Give the number of lines in the listing below that include the word "name", with nothing more.

[Dataset records]
● ● ● ●
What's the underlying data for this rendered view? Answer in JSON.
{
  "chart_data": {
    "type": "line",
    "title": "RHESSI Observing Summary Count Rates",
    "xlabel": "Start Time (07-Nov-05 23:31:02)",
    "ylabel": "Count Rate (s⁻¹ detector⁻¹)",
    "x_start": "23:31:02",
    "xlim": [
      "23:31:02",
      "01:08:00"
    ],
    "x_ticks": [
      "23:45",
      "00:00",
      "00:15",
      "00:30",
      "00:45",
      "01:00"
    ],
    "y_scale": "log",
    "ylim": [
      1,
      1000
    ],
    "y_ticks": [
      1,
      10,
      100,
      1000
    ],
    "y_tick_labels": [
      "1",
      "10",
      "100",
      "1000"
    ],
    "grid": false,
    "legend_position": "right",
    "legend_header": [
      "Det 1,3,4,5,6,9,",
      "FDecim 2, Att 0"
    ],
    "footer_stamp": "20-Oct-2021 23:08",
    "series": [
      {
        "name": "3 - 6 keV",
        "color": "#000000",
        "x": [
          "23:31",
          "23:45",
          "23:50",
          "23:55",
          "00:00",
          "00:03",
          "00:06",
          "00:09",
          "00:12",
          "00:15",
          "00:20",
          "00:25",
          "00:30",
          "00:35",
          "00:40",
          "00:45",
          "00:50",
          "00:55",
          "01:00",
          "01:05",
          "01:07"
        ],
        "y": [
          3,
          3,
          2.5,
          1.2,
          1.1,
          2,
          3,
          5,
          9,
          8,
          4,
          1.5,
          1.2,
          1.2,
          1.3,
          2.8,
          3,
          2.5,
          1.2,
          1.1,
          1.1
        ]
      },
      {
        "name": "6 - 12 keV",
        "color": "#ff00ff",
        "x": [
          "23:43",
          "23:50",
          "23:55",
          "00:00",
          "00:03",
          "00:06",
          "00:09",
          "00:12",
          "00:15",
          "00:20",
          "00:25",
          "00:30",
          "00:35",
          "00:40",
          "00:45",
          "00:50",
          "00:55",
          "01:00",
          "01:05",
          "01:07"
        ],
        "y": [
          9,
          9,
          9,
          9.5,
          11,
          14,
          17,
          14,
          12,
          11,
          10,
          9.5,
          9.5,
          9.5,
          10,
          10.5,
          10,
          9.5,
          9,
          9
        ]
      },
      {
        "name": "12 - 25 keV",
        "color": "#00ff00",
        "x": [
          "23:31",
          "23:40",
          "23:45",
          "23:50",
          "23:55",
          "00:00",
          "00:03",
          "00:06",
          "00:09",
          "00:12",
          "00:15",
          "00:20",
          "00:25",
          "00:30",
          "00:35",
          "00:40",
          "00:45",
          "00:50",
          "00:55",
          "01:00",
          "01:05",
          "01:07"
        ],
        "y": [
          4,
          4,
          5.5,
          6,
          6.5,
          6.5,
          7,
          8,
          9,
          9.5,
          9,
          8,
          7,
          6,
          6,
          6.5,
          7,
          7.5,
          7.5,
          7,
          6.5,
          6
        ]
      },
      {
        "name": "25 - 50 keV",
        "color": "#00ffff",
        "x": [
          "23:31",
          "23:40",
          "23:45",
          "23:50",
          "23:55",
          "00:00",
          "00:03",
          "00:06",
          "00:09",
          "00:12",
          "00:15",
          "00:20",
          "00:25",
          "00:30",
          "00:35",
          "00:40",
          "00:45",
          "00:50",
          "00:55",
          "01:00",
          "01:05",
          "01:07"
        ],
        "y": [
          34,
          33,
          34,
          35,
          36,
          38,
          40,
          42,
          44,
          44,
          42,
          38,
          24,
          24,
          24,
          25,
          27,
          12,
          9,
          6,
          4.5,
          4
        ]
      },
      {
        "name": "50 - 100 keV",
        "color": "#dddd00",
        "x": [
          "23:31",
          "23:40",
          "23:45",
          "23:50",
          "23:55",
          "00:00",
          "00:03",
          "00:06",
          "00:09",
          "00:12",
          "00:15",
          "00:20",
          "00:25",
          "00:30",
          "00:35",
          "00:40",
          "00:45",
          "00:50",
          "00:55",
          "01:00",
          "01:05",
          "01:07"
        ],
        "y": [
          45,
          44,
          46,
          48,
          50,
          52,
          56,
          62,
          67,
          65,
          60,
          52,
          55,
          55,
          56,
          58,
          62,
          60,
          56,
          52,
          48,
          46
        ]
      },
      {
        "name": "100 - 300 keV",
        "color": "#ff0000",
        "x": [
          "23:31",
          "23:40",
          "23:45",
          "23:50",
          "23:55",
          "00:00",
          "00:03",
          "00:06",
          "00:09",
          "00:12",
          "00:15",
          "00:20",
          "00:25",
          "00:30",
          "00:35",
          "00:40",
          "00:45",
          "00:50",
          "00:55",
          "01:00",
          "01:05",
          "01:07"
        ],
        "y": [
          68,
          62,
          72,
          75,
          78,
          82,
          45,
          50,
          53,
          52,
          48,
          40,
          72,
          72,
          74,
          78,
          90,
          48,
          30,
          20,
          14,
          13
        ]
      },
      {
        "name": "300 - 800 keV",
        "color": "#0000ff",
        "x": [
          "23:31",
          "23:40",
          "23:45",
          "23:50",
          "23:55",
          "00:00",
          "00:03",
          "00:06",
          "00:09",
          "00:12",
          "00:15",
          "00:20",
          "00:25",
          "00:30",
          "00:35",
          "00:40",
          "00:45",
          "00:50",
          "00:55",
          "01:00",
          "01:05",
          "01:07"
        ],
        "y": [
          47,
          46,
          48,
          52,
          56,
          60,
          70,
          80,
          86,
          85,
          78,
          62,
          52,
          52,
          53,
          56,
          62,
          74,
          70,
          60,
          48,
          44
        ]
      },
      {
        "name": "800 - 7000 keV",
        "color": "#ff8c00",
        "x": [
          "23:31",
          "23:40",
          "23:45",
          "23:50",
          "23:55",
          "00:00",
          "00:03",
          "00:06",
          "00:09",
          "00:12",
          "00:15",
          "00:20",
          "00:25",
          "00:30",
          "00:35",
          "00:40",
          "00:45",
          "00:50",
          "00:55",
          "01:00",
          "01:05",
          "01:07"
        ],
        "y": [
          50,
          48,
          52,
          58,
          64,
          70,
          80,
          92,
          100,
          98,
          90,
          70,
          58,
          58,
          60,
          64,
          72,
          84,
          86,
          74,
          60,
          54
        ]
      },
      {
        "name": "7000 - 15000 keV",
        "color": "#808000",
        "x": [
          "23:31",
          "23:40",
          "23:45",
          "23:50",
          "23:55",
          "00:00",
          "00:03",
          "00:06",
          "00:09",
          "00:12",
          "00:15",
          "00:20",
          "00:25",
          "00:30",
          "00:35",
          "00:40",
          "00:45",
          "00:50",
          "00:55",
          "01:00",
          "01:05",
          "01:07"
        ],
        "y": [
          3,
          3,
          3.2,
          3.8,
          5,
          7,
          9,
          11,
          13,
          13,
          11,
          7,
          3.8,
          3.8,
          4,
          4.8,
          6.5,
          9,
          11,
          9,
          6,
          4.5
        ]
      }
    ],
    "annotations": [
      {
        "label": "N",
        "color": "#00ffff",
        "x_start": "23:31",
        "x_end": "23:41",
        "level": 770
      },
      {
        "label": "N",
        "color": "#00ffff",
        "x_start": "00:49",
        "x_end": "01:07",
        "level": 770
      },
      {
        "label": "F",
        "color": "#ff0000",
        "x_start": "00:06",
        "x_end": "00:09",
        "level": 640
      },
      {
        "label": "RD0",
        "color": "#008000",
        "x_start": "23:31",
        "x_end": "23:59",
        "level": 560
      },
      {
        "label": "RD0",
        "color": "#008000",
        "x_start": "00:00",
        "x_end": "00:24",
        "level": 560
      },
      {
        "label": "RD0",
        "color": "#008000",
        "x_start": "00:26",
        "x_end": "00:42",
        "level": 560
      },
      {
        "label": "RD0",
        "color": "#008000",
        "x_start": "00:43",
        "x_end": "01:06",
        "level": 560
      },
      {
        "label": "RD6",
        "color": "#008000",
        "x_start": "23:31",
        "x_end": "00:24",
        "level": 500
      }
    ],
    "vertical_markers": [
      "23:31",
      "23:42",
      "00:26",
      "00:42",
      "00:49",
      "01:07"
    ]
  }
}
● ● ● ●
Exercise output:
9